--- BEGIN ---

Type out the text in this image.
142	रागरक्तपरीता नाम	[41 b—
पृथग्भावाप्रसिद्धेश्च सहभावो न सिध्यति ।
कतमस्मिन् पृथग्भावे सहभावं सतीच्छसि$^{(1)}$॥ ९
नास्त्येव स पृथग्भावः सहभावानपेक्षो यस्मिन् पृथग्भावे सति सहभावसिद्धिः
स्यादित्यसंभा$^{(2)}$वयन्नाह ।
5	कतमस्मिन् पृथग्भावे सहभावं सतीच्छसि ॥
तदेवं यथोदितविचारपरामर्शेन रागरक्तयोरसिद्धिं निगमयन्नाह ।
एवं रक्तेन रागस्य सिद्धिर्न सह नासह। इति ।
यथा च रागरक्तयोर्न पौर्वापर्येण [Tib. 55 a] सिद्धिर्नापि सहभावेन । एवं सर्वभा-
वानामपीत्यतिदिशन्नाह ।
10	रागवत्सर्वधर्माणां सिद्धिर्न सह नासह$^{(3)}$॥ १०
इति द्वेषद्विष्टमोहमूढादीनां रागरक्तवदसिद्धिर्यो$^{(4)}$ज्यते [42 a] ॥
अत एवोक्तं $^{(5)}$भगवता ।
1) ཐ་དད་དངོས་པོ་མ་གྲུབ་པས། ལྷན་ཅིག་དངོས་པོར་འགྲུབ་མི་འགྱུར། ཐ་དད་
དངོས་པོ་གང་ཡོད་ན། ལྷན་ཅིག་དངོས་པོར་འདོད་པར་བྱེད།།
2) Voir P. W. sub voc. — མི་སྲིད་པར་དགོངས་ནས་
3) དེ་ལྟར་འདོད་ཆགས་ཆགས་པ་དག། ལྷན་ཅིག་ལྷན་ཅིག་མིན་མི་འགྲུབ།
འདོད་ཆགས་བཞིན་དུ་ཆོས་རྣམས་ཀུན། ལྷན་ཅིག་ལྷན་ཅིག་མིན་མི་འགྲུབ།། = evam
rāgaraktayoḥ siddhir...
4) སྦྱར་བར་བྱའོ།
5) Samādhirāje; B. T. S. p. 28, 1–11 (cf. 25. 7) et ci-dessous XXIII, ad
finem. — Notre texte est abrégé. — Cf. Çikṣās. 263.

--- END ---

● GIVEN PROBLEM
Collect the lines of the records that include the string "कतमस".

● PROBLEM SOLUTION
कतमस्मिन् पृथग्भावे सहभावं सतीच्छसि$^{(1)}$॥ ९
5	कतमस्मिन् पृथग्भावे सहभावं सतीच्छसि ॥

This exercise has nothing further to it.